(STORED RECORDS):
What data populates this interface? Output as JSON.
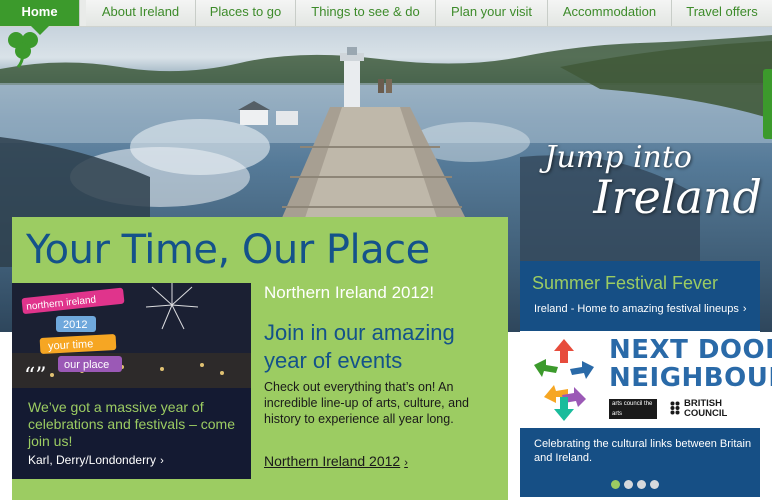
{
  "nav": {
    "items": [
      {
        "label": "Home",
        "active": true
      },
      {
        "label": "About Ireland",
        "active": false
      },
      {
        "label": "Places to go",
        "active": false
      },
      {
        "label": "Things to see & do",
        "active": false
      },
      {
        "label": "Plan your visit",
        "active": false
      },
      {
        "label": "Accommodation",
        "active": false
      },
      {
        "label": "Travel offers",
        "active": false
      }
    ]
  },
  "hero": {
    "line1": "Jump into",
    "line2": "Ireland",
    "icon": "shamrock-icon"
  },
  "feature": {
    "title": "Your Time, Our Place",
    "subtitle": "Northern Ireland 2012!",
    "heading": "Join in our amazing year of events",
    "body": "Check out everything that’s on! An incredible line-up of arts, culture, and history to experience all year long.",
    "link": "Northern Ireland 2012",
    "promo": {
      "badge_line1": "northern ireland",
      "badge_line2": "2012",
      "badge_line3": "your time",
      "badge_line4": "our place"
    },
    "quote": {
      "text": "We’ve got a massive year of celebrations and festivals – come join us!",
      "author": "Karl, Derry/Londonderry"
    }
  },
  "festival": {
    "title": "Summer Festival Fever",
    "sub": "Ireland - Home to amazing festival lineups"
  },
  "ndn": {
    "line1": "NEXT DOOR",
    "line2": "NEIGHBOURS",
    "arts_line1": "arts",
    "arts_line2": "council",
    "arts_line3": "the arts",
    "bc_line1": "BRITISH",
    "bc_line2": "COUNCIL"
  },
  "culture": {
    "text": "Celebrating the cultural links between Britain and Ireland.",
    "dots": [
      true,
      false,
      false,
      false
    ]
  },
  "colors": {
    "brand_green": "#3c9a2c",
    "panel_green": "#9ccc62",
    "navy": "#164f85",
    "title_blue": "#14528a"
  }
}
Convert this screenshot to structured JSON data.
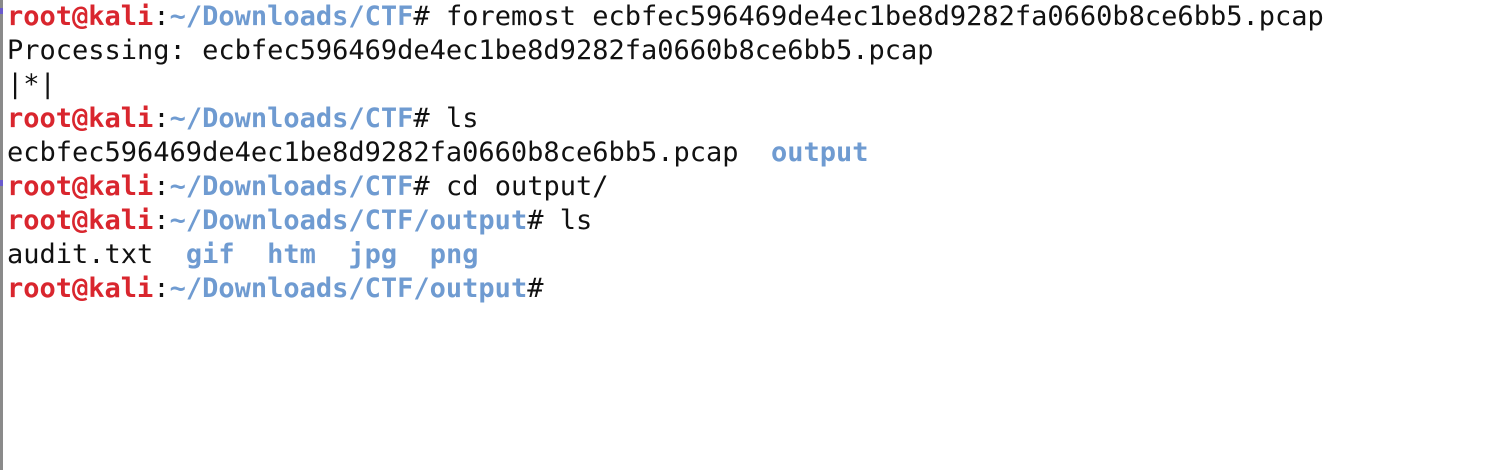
{
  "terminal": {
    "colors": {
      "user": "#d9262e",
      "path": "#6f9bd1",
      "text": "#111111",
      "background": "#ffffff"
    },
    "lines": [
      {
        "type": "prompt",
        "user": "root@kali",
        "sep": ":",
        "path": "~/Downloads/CTF",
        "hash": "#",
        "command": " foremost ecbfec596469de4ec1be8d9282fa0660b8ce6bb5.pcap"
      },
      {
        "type": "output",
        "text": "Processing: ecbfec596469de4ec1be8d9282fa0660b8ce6bb5.pcap"
      },
      {
        "type": "output",
        "text": "|*|"
      },
      {
        "type": "prompt",
        "user": "root@kali",
        "sep": ":",
        "path": "~/Downloads/CTF",
        "hash": "#",
        "command": " ls"
      },
      {
        "type": "listing",
        "entries": [
          {
            "name": "ecbfec596469de4ec1be8d9282fa0660b8ce6bb5.pcap",
            "kind": "file"
          },
          {
            "name": "output",
            "kind": "dir"
          }
        ]
      },
      {
        "type": "prompt",
        "user": "root@kali",
        "sep": ":",
        "path": "~/Downloads/CTF",
        "hash": "#",
        "command": " cd output/"
      },
      {
        "type": "prompt",
        "user": "root@kali",
        "sep": ":",
        "path": "~/Downloads/CTF/output",
        "hash": "#",
        "command": " ls"
      },
      {
        "type": "listing",
        "entries": [
          {
            "name": "audit.txt",
            "kind": "file"
          },
          {
            "name": "gif",
            "kind": "dir"
          },
          {
            "name": "htm",
            "kind": "dir"
          },
          {
            "name": "jpg",
            "kind": "dir"
          },
          {
            "name": "png",
            "kind": "dir"
          }
        ]
      },
      {
        "type": "prompt",
        "user": "root@kali",
        "sep": ":",
        "path": "~/Downloads/CTF/output",
        "hash": "#",
        "command": ""
      }
    ]
  }
}
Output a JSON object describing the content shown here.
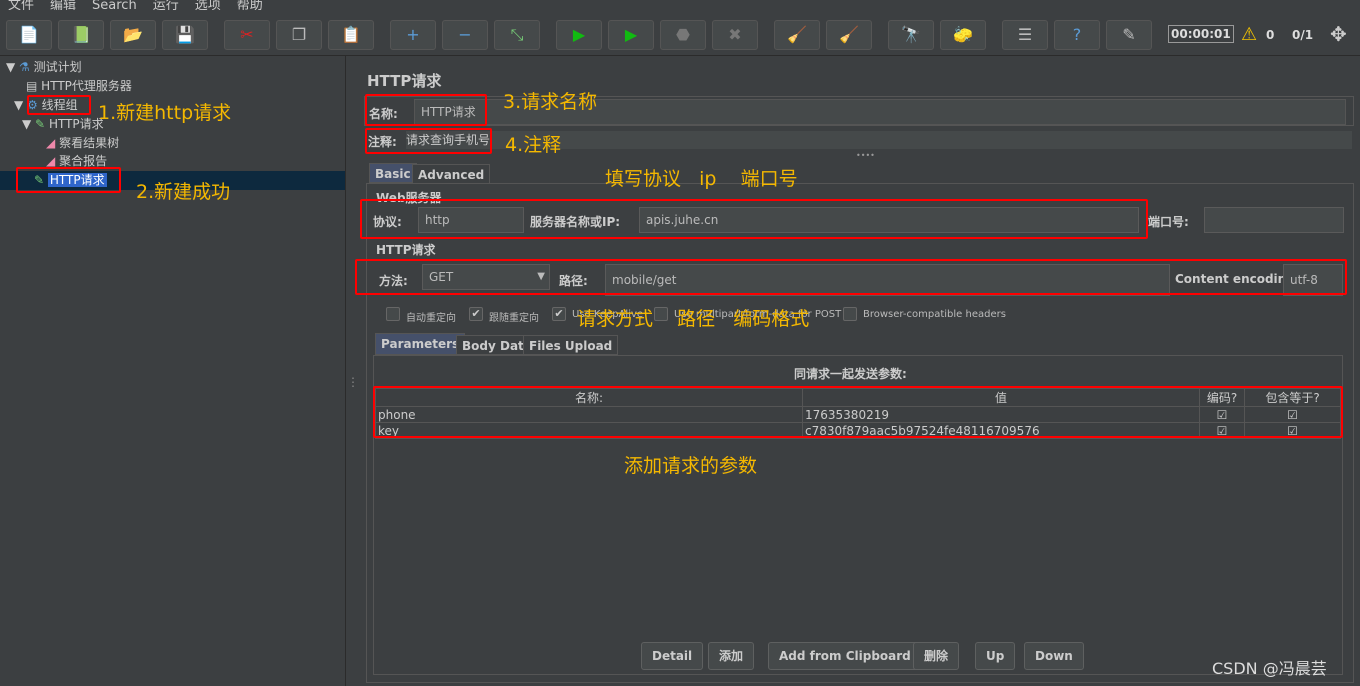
{
  "menu": [
    "文件",
    "编辑",
    "Search",
    "运行",
    "选项",
    "帮助"
  ],
  "toolbar": {
    "icons": [
      "new-icon",
      "templates-icon",
      "open-icon",
      "save-icon",
      "cut-icon",
      "copy-icon",
      "paste-icon",
      "expand-icon",
      "collapse-icon",
      "toggle-icon",
      "start-icon",
      "start-no-pause-icon",
      "stop-icon",
      "shutdown-icon",
      "clear-icon",
      "clear-all-icon",
      "search-icon",
      "reset-search-icon",
      "function-helper-icon",
      "help-icon",
      "remote-icon"
    ],
    "timer": "00:00:01",
    "warnings": "0",
    "threads": "0/1"
  },
  "tree": {
    "items": [
      "测试计划",
      "HTTP代理服务器",
      "线程组",
      "HTTP请求",
      "察看结果树",
      "聚合报告",
      "HTTP请求"
    ]
  },
  "annotations": {
    "a1": "1.新建http请求",
    "a2": "2.新建成功",
    "a3": "3.请求名称",
    "a4": "4.注释",
    "a5": "填写协议   ip    端口号",
    "a6": "请求方式    路径   编码格式",
    "a7": "添加请求的参数"
  },
  "panel": {
    "title": "HTTP请求",
    "name_label": "名称:",
    "name_value": "HTTP请求",
    "comment_label": "注释:",
    "comment_value": "请求查询手机号",
    "tabs": [
      "Basic",
      "Advanced"
    ],
    "web_server_legend": "Web服务器",
    "protocol_label": "协议:",
    "protocol_value": "http",
    "server_label": "服务器名称或IP:",
    "server_value": "apis.juhe.cn",
    "port_label": "端口号:",
    "port_value": "",
    "http_legend": "HTTP请求",
    "method_label": "方法:",
    "method_value": "GET",
    "path_label": "路径:",
    "path_value": "mobile/get",
    "encoding_label": "Content encoding:",
    "encoding_value": "utf-8",
    "checkboxes": [
      {
        "label": "自动重定向",
        "checked": false
      },
      {
        "label": "跟随重定向",
        "checked": true
      },
      {
        "label": "Use KeepAlive",
        "checked": true
      },
      {
        "label": "Use multipart/form-data for POST",
        "checked": false
      },
      {
        "label": "Browser-compatible headers",
        "checked": false
      }
    ],
    "param_tabs": [
      "Parameters",
      "Body Data",
      "Files Upload"
    ],
    "params_caption": "同请求一起发送参数:",
    "columns": [
      "名称:",
      "值",
      "编码?",
      "包含等于?"
    ],
    "rows": [
      {
        "name": "phone",
        "value": "17635380219",
        "encode": true,
        "include_equals": true
      },
      {
        "name": "key",
        "value": "c7830f879aac5b97524fe48116709576",
        "encode": true,
        "include_equals": true
      }
    ],
    "buttons": [
      "Detail",
      "添加",
      "Add from Clipboard",
      "删除",
      "Up",
      "Down"
    ]
  },
  "watermark": "CSDN @冯晨芸"
}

(WORK INSTRUCTIONS): Retype every record above exactly as written, but leave out the pictures.

(PROBLEM SOLUTION):
What data populates this interface? Output as JSON.
{
  "nav": {
    "items": [
      {
        "label": "Home",
        "active": true
      },
      {
        "label": "About Ireland",
        "active": false
      },
      {
        "label": "Places to go",
        "active": false
      },
      {
        "label": "Things to see & do",
        "active": false
      },
      {
        "label": "Plan your visit",
        "active": false
      },
      {
        "label": "Accommodation",
        "active": false
      },
      {
        "label": "Travel offers",
        "active": false
      }
    ]
  },
  "hero": {
    "line1": "Jump into",
    "line2": "Ireland",
    "icon": "shamrock-icon"
  },
  "feature": {
    "title": "Your Time, Our Place",
    "subtitle": "Northern Ireland 2012!",
    "heading": "Join in our amazing year of events",
    "body": "Check out everything that’s on! An incredible line-up of arts, culture, and history to experience all year long.",
    "link": "Northern Ireland 2012",
    "promo": {
      "badge_line1": "northern ireland",
      "badge_line2": "2012",
      "badge_line3": "your time",
      "badge_line4": "our place"
    },
    "quote": {
      "text": "We’ve got a massive year of celebrations and festivals – come join us!",
      "author": "Karl, Derry/Londonderry"
    }
  },
  "festival": {
    "title": "Summer Festival Fever",
    "sub": "Ireland - Home to amazing festival lineups"
  },
  "ndn": {
    "line1": "NEXT DOOR",
    "line2": "NEIGHBOURS",
    "arts_line1": "arts",
    "arts_line2": "council",
    "arts_line3": "the arts",
    "bc_line1": "BRITISH",
    "bc_line2": "COUNCIL"
  },
  "culture": {
    "text": "Celebrating the cultural links between Britain and Ireland.",
    "dots": [
      true,
      false,
      false,
      false
    ]
  },
  "colors": {
    "brand_green": "#3c9a2c",
    "panel_green": "#9ccc62",
    "navy": "#164f85",
    "title_blue": "#14528a"
  }
}
Convert this screenshot to structured JSON data.
{
  "terminal": {
    "colors": {
      "user": "#d9262e",
      "path": "#6f9bd1",
      "text": "#111111",
      "background": "#ffffff"
    },
    "lines": [
      {
        "type": "prompt",
        "user": "root@kali",
        "sep": ":",
        "path": "~/Downloads/CTF",
        "hash": "#",
        "command": " foremost ecbfec596469de4ec1be8d9282fa0660b8ce6bb5.pcap"
      },
      {
        "type": "output",
        "text": "Processing: ecbfec596469de4ec1be8d9282fa0660b8ce6bb5.pcap"
      },
      {
        "type": "output",
        "text": "|*|"
      },
      {
        "type": "prompt",
        "user": "root@kali",
        "sep": ":",
        "path": "~/Downloads/CTF",
        "hash": "#",
        "command": " ls"
      },
      {
        "type": "listing",
        "entries": [
          {
            "name": "ecbfec596469de4ec1be8d9282fa0660b8ce6bb5.pcap",
            "kind": "file"
          },
          {
            "name": "output",
            "kind": "dir"
          }
        ]
      },
      {
        "type": "prompt",
        "user": "root@kali",
        "sep": ":",
        "path": "~/Downloads/CTF",
        "hash": "#",
        "command": " cd output/"
      },
      {
        "type": "prompt",
        "user": "root@kali",
        "sep": ":",
        "path": "~/Downloads/CTF/output",
        "hash": "#",
        "command": " ls"
      },
      {
        "type": "listing",
        "entries": [
          {
            "name": "audit.txt",
            "kind": "file"
          },
          {
            "name": "gif",
            "kind": "dir"
          },
          {
            "name": "htm",
            "kind": "dir"
          },
          {
            "name": "jpg",
            "kind": "dir"
          },
          {
            "name": "png",
            "kind": "dir"
          }
        ]
      },
      {
        "type": "prompt",
        "user": "root@kali",
        "sep": ":",
        "path": "~/Downloads/CTF/output",
        "hash": "#",
        "command": ""
      }
    ]
  }
}
Output a JSON object describing the content shown here.
{
  "menu": [
    "文件",
    "编辑",
    "Search",
    "运行",
    "选项",
    "帮助"
  ],
  "toolbar": {
    "icons": [
      "new-icon",
      "templates-icon",
      "open-icon",
      "save-icon",
      "cut-icon",
      "copy-icon",
      "paste-icon",
      "expand-icon",
      "collapse-icon",
      "toggle-icon",
      "start-icon",
      "start-no-pause-icon",
      "stop-icon",
      "shutdown-icon",
      "clear-icon",
      "clear-all-icon",
      "search-icon",
      "reset-search-icon",
      "function-helper-icon",
      "help-icon",
      "remote-icon"
    ],
    "timer": "00:00:01",
    "warnings": "0",
    "threads": "0/1"
  },
  "tree": {
    "items": [
      "测试计划",
      "HTTP代理服务器",
      "线程组",
      "HTTP请求",
      "察看结果树",
      "聚合报告",
      "HTTP请求"
    ]
  },
  "annotations": {
    "a1": "1.新建http请求",
    "a2": "2.新建成功",
    "a3": "3.请求名称",
    "a4": "4.注释",
    "a5": "填写协议   ip    端口号",
    "a6": "请求方式    路径   编码格式",
    "a7": "添加请求的参数"
  },
  "panel": {
    "title": "HTTP请求",
    "name_label": "名称:",
    "name_value": "HTTP请求",
    "comment_label": "注释:",
    "comment_value": "请求查询手机号",
    "tabs": [
      "Basic",
      "Advanced"
    ],
    "web_server_legend": "Web服务器",
    "protocol_label": "协议:",
    "protocol_value": "http",
    "server_label": "服务器名称或IP:",
    "server_value": "apis.juhe.cn",
    "port_label": "端口号:",
    "port_value": "",
    "http_legend": "HTTP请求",
    "method_label": "方法:",
    "method_value": "GET",
    "path_label": "路径:",
    "path_value": "mobile/get",
    "encoding_label": "Content encoding:",
    "encoding_value": "utf-8",
    "checkboxes": [
      {
        "label": "自动重定向",
        "checked": false
      },
      {
        "label": "跟随重定向",
        "checked": true
      },
      {
        "label": "Use KeepAlive",
        "checked": true
      },
      {
        "label": "Use multipart/form-data for POST",
        "checked": false
      },
      {
        "label": "Browser-compatible headers",
        "checked": false
      }
    ],
    "param_tabs": [
      "Parameters",
      "Body Data",
      "Files Upload"
    ],
    "params_caption": "同请求一起发送参数:",
    "columns": [
      "名称:",
      "值",
      "编码?",
      "包含等于?"
    ],
    "rows": [
      {
        "name": "phone",
        "value": "17635380219",
        "encode": true,
        "include_equals": true
      },
      {
        "name": "key",
        "value": "c7830f879aac5b97524fe48116709576",
        "encode": true,
        "include_equals": true
      }
    ],
    "buttons": [
      "Detail",
      "添加",
      "Add from Clipboard",
      "删除",
      "Up",
      "Down"
    ]
  },
  "watermark": "CSDN @冯晨芸"
}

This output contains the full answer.